▸ **Data for this exercise**
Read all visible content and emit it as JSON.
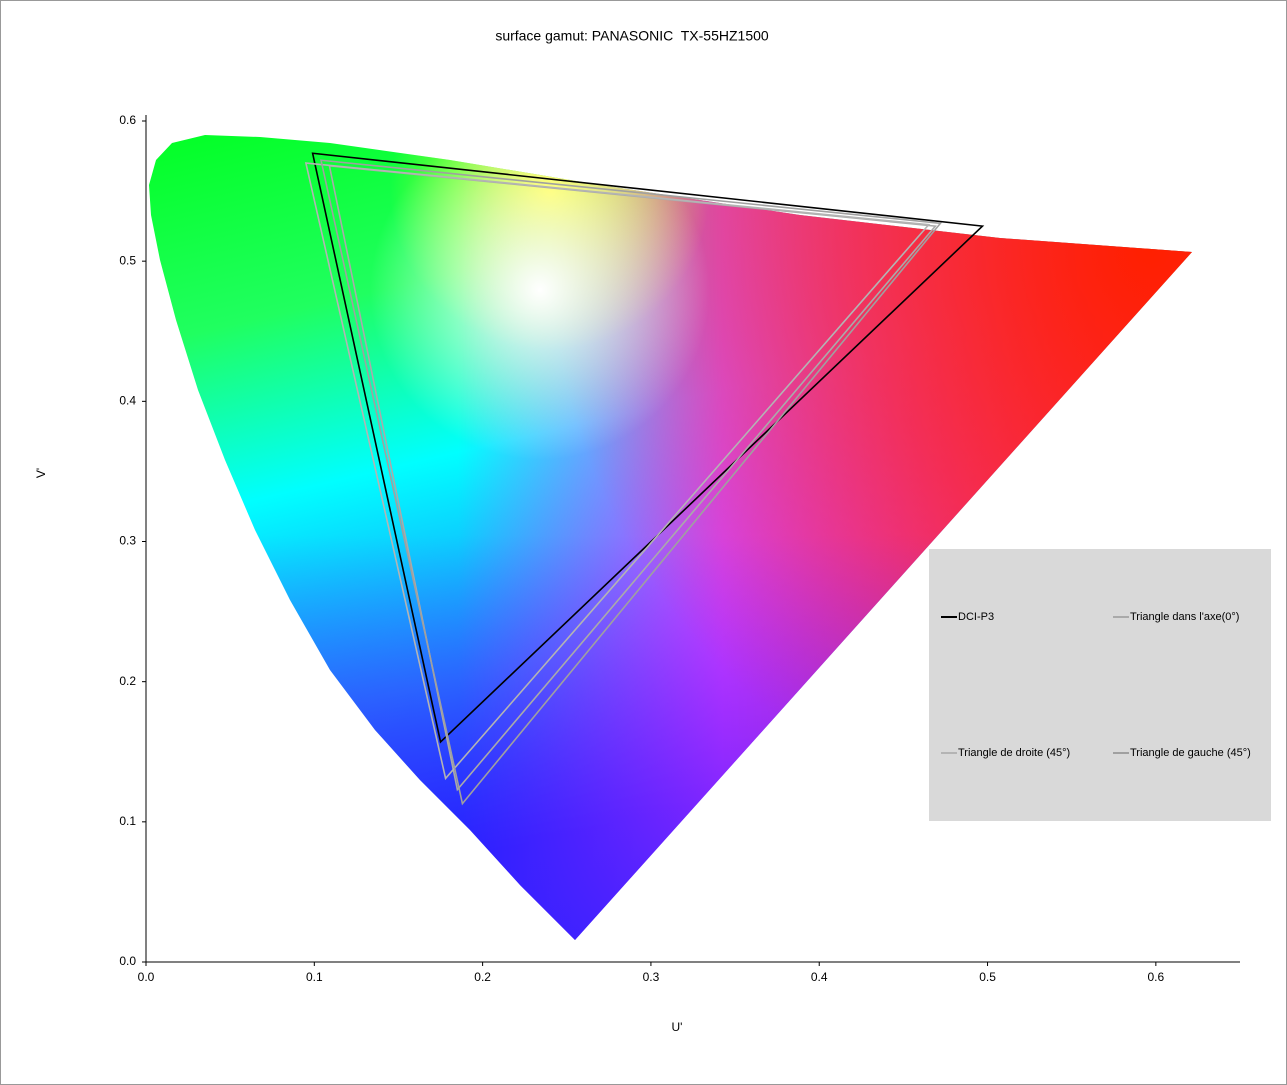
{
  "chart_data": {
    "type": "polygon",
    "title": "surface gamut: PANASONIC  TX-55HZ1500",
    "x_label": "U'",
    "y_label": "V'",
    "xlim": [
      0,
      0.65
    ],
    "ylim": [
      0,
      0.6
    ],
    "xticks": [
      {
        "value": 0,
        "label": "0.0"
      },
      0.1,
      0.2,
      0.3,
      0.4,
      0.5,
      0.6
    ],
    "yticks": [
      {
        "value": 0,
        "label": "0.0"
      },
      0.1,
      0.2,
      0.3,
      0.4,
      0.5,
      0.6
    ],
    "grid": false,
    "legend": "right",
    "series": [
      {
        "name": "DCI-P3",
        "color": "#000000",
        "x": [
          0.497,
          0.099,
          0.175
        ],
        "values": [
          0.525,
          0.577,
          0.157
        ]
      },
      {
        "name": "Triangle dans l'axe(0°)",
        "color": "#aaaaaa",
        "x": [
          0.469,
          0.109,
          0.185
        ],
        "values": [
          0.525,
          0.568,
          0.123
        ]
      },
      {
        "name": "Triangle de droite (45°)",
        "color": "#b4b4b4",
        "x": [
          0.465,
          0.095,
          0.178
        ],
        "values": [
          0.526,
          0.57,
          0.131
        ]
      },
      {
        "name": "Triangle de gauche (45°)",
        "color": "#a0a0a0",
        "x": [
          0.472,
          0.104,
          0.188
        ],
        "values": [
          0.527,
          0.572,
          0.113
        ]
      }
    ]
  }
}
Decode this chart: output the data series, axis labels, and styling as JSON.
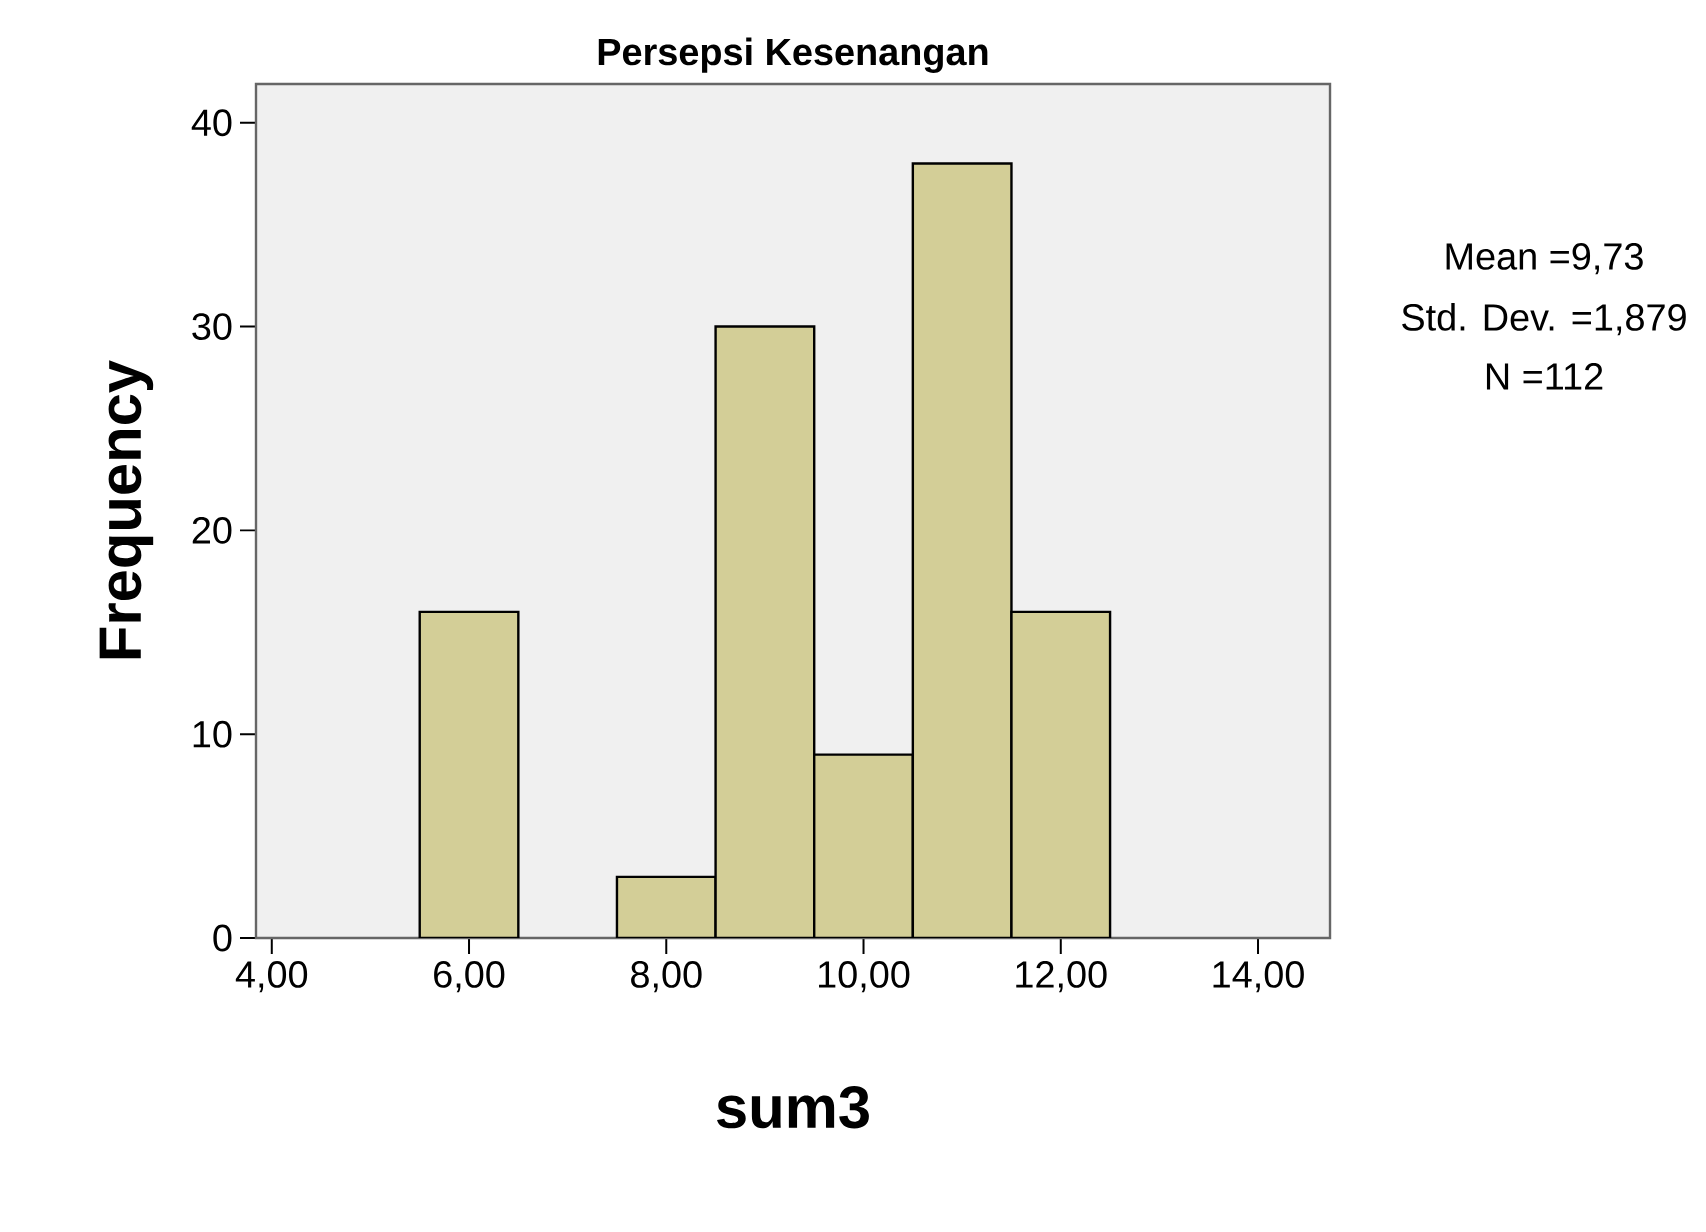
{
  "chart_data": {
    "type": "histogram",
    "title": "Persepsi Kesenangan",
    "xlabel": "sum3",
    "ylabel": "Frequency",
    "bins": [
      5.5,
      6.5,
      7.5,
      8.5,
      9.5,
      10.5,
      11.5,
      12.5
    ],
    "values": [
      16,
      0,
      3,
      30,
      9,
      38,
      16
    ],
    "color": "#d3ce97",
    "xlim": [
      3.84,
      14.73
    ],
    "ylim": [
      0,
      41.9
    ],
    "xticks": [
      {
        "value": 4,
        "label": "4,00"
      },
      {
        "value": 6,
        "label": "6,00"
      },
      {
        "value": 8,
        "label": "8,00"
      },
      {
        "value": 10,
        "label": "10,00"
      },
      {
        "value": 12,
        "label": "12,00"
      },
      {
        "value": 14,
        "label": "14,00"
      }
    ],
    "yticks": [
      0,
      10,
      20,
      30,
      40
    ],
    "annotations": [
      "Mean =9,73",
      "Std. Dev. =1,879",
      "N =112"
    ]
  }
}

▸ **What to do**
Copy all the records above exactly, but leave out the pictures.

▸ **Correct output**
Read all visible content and emit it as JSON.
{
  "chart_data": {
    "type": "polygon",
    "title": "surface gamut: PANASONIC  TX-55HZ1500",
    "x_label": "U'",
    "y_label": "V'",
    "xlim": [
      0,
      0.65
    ],
    "ylim": [
      0,
      0.6
    ],
    "xticks": [
      {
        "value": 0,
        "label": "0.0"
      },
      0.1,
      0.2,
      0.3,
      0.4,
      0.5,
      0.6
    ],
    "yticks": [
      {
        "value": 0,
        "label": "0.0"
      },
      0.1,
      0.2,
      0.3,
      0.4,
      0.5,
      0.6
    ],
    "grid": false,
    "legend": "right",
    "series": [
      {
        "name": "DCI-P3",
        "color": "#000000",
        "x": [
          0.497,
          0.099,
          0.175
        ],
        "values": [
          0.525,
          0.577,
          0.157
        ]
      },
      {
        "name": "Triangle dans l'axe(0°)",
        "color": "#aaaaaa",
        "x": [
          0.469,
          0.109,
          0.185
        ],
        "values": [
          0.525,
          0.568,
          0.123
        ]
      },
      {
        "name": "Triangle de droite (45°)",
        "color": "#b4b4b4",
        "x": [
          0.465,
          0.095,
          0.178
        ],
        "values": [
          0.526,
          0.57,
          0.131
        ]
      },
      {
        "name": "Triangle de gauche (45°)",
        "color": "#a0a0a0",
        "x": [
          0.472,
          0.104,
          0.188
        ],
        "values": [
          0.527,
          0.572,
          0.113
        ]
      }
    ]
  }
}
Decode this chart: output the data series, axis labels, and styling as JSON.
{
  "chart_data": {
    "type": "histogram",
    "title": "Persepsi Kesenangan",
    "xlabel": "sum3",
    "ylabel": "Frequency",
    "bins": [
      5.5,
      6.5,
      7.5,
      8.5,
      9.5,
      10.5,
      11.5,
      12.5
    ],
    "values": [
      16,
      0,
      3,
      30,
      9,
      38,
      16
    ],
    "color": "#d3ce97",
    "xlim": [
      3.84,
      14.73
    ],
    "ylim": [
      0,
      41.9
    ],
    "xticks": [
      {
        "value": 4,
        "label": "4,00"
      },
      {
        "value": 6,
        "label": "6,00"
      },
      {
        "value": 8,
        "label": "8,00"
      },
      {
        "value": 10,
        "label": "10,00"
      },
      {
        "value": 12,
        "label": "12,00"
      },
      {
        "value": 14,
        "label": "14,00"
      }
    ],
    "yticks": [
      0,
      10,
      20,
      30,
      40
    ],
    "annotations": [
      "Mean =9,73",
      "Std. Dev. =1,879",
      "N =112"
    ]
  }
}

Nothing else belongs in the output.